**RAW RECORDS:**

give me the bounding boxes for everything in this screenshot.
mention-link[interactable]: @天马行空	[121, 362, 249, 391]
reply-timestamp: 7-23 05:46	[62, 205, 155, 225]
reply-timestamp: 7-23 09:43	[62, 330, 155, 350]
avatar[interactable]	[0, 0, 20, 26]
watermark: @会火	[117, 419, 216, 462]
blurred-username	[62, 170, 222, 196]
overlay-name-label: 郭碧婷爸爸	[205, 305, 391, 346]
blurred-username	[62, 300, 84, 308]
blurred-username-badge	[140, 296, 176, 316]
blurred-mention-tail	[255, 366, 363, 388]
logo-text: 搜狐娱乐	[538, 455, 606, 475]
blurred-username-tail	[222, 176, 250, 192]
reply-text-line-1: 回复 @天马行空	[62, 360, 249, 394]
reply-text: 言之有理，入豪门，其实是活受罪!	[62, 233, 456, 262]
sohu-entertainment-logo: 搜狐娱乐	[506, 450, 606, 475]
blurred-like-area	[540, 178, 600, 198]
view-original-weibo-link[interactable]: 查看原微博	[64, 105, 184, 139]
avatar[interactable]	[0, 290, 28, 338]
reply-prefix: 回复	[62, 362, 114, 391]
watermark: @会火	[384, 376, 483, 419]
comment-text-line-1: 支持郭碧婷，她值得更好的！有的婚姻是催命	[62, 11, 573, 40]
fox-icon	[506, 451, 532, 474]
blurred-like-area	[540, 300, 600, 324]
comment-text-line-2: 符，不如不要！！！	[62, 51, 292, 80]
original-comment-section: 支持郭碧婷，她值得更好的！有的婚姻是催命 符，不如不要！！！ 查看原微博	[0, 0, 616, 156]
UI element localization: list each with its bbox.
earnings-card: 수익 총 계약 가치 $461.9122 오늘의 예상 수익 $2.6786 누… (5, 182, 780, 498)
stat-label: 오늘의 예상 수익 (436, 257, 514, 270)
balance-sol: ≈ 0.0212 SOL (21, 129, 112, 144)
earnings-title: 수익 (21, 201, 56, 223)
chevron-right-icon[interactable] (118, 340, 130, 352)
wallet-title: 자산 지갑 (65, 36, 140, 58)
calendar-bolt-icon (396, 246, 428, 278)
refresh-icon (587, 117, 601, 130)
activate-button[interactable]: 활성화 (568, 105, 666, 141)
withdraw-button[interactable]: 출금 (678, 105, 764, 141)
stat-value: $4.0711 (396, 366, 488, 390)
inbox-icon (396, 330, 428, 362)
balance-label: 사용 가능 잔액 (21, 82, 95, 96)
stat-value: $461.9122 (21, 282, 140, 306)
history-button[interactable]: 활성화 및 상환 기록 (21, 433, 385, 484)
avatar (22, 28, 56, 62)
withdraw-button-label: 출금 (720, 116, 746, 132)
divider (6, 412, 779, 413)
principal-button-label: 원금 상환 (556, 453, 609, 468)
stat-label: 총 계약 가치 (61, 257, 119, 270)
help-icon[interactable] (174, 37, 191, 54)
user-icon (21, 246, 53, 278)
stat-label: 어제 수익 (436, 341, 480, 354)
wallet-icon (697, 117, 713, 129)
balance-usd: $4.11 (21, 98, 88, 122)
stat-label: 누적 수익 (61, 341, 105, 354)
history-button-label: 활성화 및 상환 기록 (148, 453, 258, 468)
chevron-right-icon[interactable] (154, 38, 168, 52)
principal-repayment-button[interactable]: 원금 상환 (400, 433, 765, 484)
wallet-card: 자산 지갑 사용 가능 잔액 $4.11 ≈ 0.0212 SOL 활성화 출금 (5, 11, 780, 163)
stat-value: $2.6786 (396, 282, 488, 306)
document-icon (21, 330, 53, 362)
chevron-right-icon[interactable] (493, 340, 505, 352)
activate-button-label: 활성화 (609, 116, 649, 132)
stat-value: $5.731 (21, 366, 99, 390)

**AIM OF THE EXERCISE:** Write out every line of the records above without changing anything.

**TASK ANSWER:**
give me the bounding boxes for everything in this screenshot.
mention-link[interactable]: @天马行空	[121, 362, 249, 391]
reply-timestamp: 7-23 05:46	[62, 205, 155, 225]
reply-timestamp: 7-23 09:43	[62, 330, 155, 350]
avatar[interactable]	[0, 0, 20, 26]
watermark: @会火	[117, 419, 216, 462]
blurred-username	[62, 170, 222, 196]
overlay-name-label: 郭碧婷爸爸	[205, 305, 391, 346]
blurred-username	[62, 300, 84, 308]
blurred-username-badge	[140, 296, 176, 316]
blurred-mention-tail	[255, 366, 363, 388]
logo-text: 搜狐娱乐	[538, 455, 606, 475]
blurred-username-tail	[222, 176, 250, 192]
reply-text-line-1: 回复 @天马行空	[62, 360, 249, 394]
reply-text: 言之有理，入豪门，其实是活受罪!	[62, 233, 456, 262]
sohu-entertainment-logo: 搜狐娱乐	[506, 450, 606, 475]
blurred-like-area	[540, 178, 600, 198]
view-original-weibo-link[interactable]: 查看原微博	[64, 105, 184, 139]
avatar[interactable]	[0, 290, 28, 338]
reply-prefix: 回复	[62, 362, 114, 391]
watermark: @会火	[384, 376, 483, 419]
comment-text-line-1: 支持郭碧婷，她值得更好的！有的婚姻是催命	[62, 11, 573, 40]
fox-icon	[506, 451, 532, 474]
blurred-like-area	[540, 300, 600, 324]
comment-text-line-2: 符，不如不要！！！	[62, 51, 292, 80]
original-comment-section: 支持郭碧婷，她值得更好的！有的婚姻是催命 符，不如不要！！！ 查看原微博	[0, 0, 616, 156]
UI element localization: list each with its bbox.
earnings-card: 수익 총 계약 가치 $461.9122 오늘의 예상 수익 $2.6786 누… (5, 182, 780, 498)
stat-label: 오늘의 예상 수익 (436, 257, 514, 270)
balance-sol: ≈ 0.0212 SOL (21, 129, 112, 144)
earnings-title: 수익 (21, 201, 56, 223)
chevron-right-icon[interactable] (118, 340, 130, 352)
wallet-title: 자산 지갑 (65, 36, 140, 58)
calendar-bolt-icon (396, 246, 428, 278)
refresh-icon (587, 117, 601, 130)
activate-button[interactable]: 활성화 (568, 105, 666, 141)
withdraw-button[interactable]: 출금 (678, 105, 764, 141)
stat-value: $4.0711 (396, 366, 488, 390)
inbox-icon (396, 330, 428, 362)
balance-label: 사용 가능 잔액 (21, 82, 95, 96)
stat-value: $461.9122 (21, 282, 140, 306)
history-button[interactable]: 활성화 및 상환 기록 (21, 433, 385, 484)
avatar (22, 28, 56, 62)
withdraw-button-label: 출금 (720, 116, 746, 132)
divider (6, 412, 779, 413)
principal-button-label: 원금 상환 (556, 453, 609, 468)
stat-label: 총 계약 가치 (61, 257, 119, 270)
help-icon[interactable] (174, 37, 191, 54)
user-icon (21, 246, 53, 278)
stat-label: 어제 수익 (436, 341, 480, 354)
wallet-icon (697, 117, 713, 129)
balance-usd: $4.11 (21, 98, 88, 122)
stat-label: 누적 수익 (61, 341, 105, 354)
history-button-label: 활성화 및 상환 기록 (148, 453, 258, 468)
chevron-right-icon[interactable] (154, 38, 168, 52)
principal-repayment-button[interactable]: 원금 상환 (400, 433, 765, 484)
wallet-card: 자산 지갑 사용 가능 잔액 $4.11 ≈ 0.0212 SOL 활성화 출금 (5, 11, 780, 163)
stat-value: $2.6786 (396, 282, 488, 306)
document-icon (21, 330, 53, 362)
chevron-right-icon[interactable] (493, 340, 505, 352)
activate-button-label: 활성화 (609, 116, 649, 132)
stat-value: $5.731 (21, 366, 99, 390)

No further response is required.